Each line that includes the word "Enhancement" counts once; give the total and nothing more.

Record list:
>> start
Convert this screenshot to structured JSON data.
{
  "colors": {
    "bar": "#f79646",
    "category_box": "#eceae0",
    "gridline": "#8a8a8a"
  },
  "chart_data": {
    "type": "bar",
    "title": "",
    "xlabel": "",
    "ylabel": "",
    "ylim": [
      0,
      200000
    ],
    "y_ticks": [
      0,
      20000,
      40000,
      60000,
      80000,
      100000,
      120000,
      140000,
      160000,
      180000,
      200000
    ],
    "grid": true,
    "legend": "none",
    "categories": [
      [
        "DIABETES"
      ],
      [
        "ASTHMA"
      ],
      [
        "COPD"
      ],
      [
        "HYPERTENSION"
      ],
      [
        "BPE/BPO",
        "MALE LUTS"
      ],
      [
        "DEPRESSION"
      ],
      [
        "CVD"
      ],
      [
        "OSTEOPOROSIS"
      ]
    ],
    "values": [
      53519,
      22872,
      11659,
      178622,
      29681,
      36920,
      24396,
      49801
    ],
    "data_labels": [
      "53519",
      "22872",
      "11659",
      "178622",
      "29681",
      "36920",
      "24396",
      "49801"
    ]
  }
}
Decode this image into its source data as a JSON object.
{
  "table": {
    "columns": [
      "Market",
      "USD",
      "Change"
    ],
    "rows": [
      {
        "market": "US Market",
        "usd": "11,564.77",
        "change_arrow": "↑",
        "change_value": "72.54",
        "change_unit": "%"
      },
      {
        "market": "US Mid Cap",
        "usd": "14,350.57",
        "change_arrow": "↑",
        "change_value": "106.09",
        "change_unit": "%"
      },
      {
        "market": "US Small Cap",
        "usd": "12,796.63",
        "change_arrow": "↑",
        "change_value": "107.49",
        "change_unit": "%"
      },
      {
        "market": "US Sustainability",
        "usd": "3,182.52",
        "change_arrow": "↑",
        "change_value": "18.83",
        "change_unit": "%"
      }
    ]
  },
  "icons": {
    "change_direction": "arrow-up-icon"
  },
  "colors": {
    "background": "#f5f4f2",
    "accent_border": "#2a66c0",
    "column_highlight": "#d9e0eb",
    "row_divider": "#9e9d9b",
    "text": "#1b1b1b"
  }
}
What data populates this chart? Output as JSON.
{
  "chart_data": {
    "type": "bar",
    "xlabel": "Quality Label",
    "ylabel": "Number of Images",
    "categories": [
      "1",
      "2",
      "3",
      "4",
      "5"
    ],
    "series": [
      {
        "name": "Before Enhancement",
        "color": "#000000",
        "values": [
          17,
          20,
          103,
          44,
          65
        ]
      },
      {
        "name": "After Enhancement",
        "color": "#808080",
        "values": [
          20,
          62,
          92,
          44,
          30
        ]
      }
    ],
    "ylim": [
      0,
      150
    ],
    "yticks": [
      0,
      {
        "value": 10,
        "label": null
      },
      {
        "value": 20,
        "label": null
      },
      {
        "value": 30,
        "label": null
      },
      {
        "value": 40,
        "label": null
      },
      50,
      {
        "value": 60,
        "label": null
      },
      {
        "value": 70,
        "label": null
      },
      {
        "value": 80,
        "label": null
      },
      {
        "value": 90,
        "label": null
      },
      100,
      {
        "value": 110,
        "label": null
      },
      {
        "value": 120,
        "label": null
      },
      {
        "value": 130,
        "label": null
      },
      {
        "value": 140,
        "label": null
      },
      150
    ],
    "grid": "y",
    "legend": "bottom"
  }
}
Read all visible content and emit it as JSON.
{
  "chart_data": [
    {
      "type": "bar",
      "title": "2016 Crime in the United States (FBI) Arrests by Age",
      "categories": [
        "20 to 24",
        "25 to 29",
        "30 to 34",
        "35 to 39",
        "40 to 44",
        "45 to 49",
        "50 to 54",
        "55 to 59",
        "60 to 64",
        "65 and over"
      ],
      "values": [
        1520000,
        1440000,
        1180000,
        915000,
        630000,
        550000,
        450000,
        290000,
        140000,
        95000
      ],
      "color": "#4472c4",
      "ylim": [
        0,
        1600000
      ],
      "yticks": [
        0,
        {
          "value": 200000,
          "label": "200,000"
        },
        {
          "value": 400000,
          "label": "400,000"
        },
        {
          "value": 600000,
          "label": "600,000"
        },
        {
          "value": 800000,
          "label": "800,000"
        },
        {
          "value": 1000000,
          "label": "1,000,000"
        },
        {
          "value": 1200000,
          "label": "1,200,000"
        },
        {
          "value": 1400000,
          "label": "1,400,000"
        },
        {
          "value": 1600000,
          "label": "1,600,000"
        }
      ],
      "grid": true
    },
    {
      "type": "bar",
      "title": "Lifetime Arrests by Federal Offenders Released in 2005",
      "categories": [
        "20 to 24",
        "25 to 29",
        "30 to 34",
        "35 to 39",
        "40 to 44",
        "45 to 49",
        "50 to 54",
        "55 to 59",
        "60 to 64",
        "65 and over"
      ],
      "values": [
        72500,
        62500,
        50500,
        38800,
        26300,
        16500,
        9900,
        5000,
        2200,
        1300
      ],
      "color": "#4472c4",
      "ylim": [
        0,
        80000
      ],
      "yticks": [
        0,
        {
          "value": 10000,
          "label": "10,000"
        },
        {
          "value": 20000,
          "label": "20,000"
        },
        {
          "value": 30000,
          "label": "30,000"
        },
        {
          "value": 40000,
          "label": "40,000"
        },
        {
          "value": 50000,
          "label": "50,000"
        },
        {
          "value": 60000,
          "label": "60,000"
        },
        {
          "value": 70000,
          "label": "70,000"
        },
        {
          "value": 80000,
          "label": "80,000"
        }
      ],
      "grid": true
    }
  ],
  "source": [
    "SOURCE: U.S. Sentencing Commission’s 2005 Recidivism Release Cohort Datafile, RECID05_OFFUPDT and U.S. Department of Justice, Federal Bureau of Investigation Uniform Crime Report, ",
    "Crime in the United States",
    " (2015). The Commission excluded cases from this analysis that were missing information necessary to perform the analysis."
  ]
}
>> end
Answer to the exercise: 2